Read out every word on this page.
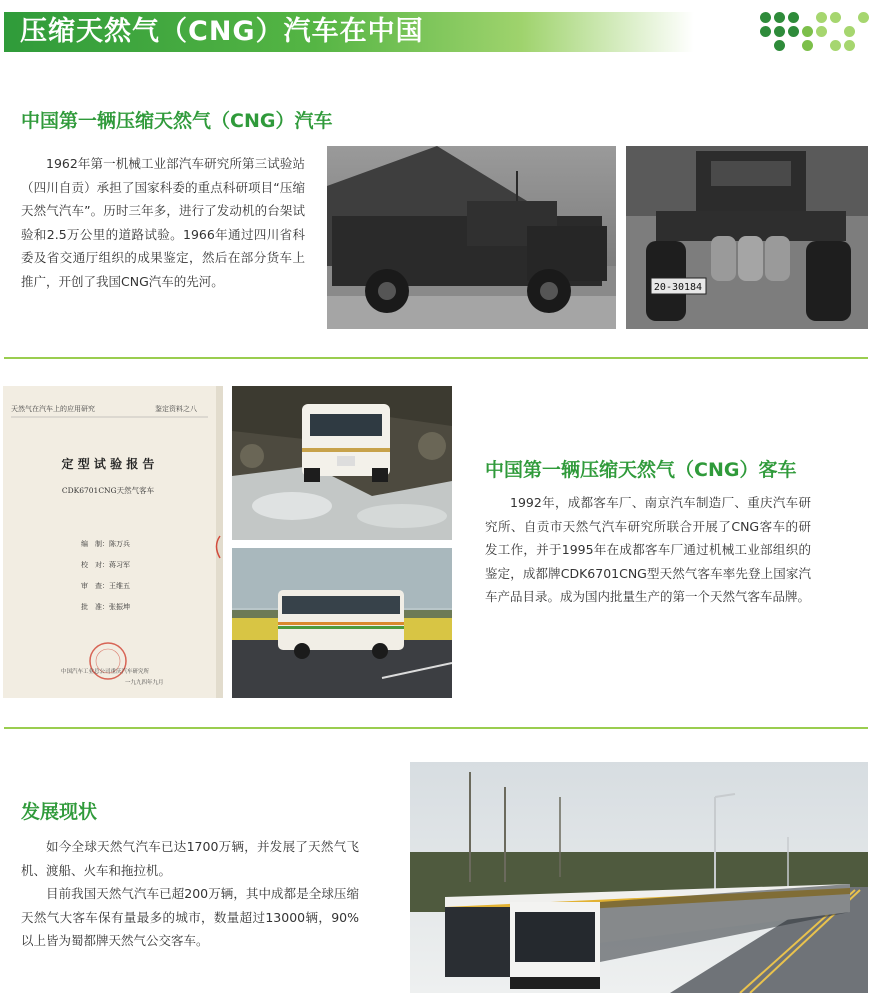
压缩天然气（CNG）汽车在中国
中国第一辆压缩天然气（CNG）汽车

1962年第一机械工业部汽车研究所第三试验站（四川自贡）承担了国家科委的重点科研项目“压缩天然气汽车”。历时三年多，进行了发动机的台架试验和2.5万公里的道路试验。1966年通过四川省科委及省交通厅组织的成果鉴定，然后在部分货车上推广，开创了我国CNG汽车的先河。	20-30184
天然气在汽车上的应用研究	鉴定资料之八
定 型 试 验 报 告
CDK6701CNG天然气客车
编　制：陈万兵
校　对：蒋习军
审　查：王维五
批　准：张振坤
中国汽车工业总公司重庆汽车研究所
一九九四年九月
中国第一辆压缩天然气（CNG）客车

1992年，成都客车厂、南京汽车制造厂、重庆汽车研究所、自贡市天然气汽车研究所联合开展了CNG客车的研发工作，并于1995年在成都客车厂通过机械工业部组织的鉴定，成都牌CDK6701CNG型天然气客车率先登上国家汽车产品目录。成为国内批量生产的第一个天然气客车品牌。

发展现状

如今全球天然气汽车已达1700万辆，并发展了天然气飞机、渡船、火车和拖拉机。

目前我国天然气汽车已超200万辆，其中成都是全球压缩天然气大客车保有量最多的城市，数量超过13000辆，90%以上皆为蜀都牌天然气公交客车。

# # #

- Written problem: Report back each line of the entries that holds the string "中国第一辆压缩天然气".

- Written response:
中国第一辆压缩天然气（CNG）汽车
中国第一辆压缩天然气（CNG）客车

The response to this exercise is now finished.